## Your objective
Where a line holds "Balance", copy it.
# START OF Information provided
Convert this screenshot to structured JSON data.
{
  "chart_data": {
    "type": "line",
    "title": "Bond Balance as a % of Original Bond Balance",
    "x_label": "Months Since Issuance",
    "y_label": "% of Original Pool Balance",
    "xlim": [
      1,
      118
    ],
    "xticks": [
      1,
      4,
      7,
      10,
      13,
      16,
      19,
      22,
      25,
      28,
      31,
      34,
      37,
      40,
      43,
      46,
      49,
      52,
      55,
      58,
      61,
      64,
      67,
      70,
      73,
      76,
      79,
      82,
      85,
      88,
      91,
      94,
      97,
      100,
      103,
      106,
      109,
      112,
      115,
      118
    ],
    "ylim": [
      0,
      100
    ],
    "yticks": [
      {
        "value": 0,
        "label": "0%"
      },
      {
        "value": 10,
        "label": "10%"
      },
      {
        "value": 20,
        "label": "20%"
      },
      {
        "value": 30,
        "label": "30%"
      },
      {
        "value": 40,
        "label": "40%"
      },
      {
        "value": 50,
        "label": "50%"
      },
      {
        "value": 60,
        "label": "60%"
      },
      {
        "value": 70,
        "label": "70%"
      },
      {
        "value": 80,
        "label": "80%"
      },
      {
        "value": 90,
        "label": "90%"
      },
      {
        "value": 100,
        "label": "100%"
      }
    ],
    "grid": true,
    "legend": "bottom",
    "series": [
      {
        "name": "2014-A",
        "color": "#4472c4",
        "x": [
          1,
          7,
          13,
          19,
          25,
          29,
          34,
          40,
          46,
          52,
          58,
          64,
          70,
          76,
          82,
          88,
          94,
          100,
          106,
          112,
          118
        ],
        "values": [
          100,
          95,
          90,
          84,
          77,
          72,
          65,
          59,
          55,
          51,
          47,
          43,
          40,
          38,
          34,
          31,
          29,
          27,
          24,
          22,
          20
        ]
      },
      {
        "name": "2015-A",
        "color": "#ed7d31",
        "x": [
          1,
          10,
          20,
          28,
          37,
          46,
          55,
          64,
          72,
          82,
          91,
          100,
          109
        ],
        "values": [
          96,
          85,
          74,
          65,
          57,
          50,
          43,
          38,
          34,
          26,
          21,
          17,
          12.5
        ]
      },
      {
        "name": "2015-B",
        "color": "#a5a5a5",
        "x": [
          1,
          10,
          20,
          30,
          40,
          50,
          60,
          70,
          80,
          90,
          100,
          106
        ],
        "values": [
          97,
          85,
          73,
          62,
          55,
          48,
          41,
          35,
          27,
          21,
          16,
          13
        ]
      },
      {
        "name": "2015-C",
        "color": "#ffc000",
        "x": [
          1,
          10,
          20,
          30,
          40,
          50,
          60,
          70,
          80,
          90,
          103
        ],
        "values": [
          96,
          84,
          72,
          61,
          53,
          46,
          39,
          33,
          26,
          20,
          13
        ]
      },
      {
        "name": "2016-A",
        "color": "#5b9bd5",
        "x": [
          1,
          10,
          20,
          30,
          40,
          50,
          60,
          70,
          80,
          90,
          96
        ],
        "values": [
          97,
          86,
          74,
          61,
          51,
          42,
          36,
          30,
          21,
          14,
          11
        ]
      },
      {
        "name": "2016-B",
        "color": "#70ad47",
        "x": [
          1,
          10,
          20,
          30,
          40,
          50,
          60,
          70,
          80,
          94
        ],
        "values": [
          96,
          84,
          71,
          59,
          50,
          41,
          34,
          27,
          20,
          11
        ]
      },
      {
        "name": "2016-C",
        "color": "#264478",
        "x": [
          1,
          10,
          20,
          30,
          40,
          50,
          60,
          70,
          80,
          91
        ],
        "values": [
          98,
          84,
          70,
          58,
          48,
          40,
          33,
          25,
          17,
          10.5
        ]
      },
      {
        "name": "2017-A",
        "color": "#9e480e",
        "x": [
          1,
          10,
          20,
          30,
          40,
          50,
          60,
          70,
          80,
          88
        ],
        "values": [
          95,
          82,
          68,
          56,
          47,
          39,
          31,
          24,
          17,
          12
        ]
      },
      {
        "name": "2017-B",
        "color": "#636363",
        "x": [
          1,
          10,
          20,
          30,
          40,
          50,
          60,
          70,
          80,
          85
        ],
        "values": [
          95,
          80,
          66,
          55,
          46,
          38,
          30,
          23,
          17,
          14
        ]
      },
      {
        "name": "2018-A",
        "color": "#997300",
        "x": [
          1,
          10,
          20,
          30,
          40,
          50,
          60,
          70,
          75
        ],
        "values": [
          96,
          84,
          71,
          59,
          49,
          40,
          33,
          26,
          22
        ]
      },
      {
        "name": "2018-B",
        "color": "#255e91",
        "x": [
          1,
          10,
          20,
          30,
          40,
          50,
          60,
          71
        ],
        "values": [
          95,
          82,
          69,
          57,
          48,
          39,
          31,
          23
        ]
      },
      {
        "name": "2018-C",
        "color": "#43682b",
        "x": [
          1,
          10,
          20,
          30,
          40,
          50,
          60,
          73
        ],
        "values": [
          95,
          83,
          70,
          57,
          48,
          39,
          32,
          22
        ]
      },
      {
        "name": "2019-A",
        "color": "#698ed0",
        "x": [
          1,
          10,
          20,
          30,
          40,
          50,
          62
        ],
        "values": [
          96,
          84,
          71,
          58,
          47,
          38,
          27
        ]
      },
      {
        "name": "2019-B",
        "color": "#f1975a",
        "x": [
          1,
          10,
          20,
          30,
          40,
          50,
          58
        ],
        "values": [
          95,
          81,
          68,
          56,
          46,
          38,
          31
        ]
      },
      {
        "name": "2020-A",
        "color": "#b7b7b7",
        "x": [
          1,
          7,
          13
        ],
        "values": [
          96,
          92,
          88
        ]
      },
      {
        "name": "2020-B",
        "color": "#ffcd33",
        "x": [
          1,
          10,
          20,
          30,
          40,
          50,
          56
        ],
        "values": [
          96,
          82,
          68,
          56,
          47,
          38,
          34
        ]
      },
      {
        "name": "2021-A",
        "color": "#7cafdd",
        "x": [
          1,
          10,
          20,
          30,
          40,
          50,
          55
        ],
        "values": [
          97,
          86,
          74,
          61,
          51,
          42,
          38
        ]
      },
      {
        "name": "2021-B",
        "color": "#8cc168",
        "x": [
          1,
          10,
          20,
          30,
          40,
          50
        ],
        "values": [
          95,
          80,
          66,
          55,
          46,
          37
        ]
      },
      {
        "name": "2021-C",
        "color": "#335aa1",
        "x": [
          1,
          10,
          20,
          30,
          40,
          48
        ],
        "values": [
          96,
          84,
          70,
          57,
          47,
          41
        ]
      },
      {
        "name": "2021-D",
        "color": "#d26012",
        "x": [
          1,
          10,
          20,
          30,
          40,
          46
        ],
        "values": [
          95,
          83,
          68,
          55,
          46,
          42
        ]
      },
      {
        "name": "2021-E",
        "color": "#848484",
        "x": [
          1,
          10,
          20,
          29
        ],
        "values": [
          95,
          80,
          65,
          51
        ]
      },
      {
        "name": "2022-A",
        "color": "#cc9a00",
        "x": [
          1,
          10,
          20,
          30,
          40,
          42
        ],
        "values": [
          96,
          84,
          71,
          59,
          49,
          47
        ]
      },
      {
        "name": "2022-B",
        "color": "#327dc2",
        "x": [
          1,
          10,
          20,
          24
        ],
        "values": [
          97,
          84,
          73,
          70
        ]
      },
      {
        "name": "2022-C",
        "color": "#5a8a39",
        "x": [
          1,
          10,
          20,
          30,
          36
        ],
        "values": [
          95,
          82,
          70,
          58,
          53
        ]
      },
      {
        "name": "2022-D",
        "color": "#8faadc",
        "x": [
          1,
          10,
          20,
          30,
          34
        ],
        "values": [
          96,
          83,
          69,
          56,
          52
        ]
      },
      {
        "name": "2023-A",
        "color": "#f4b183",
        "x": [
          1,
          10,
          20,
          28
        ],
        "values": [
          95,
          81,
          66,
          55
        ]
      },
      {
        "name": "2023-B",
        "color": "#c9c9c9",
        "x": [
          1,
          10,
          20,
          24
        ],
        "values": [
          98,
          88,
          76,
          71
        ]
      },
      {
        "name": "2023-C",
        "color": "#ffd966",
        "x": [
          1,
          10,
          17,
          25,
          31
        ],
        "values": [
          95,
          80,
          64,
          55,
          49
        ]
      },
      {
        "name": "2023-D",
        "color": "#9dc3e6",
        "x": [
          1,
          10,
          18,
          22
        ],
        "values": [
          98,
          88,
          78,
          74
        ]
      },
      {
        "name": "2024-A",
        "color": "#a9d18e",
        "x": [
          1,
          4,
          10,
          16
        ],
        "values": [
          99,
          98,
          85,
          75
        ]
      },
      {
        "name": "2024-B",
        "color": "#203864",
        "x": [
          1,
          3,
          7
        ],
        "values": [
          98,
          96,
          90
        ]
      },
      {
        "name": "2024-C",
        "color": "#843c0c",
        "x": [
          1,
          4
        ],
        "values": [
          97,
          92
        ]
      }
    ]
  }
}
# END OF Information provided
## Exercise result
    "title": "Bond Balance as a % of Original Bond Balance",
    "y_label": "% of Original Pool Balance",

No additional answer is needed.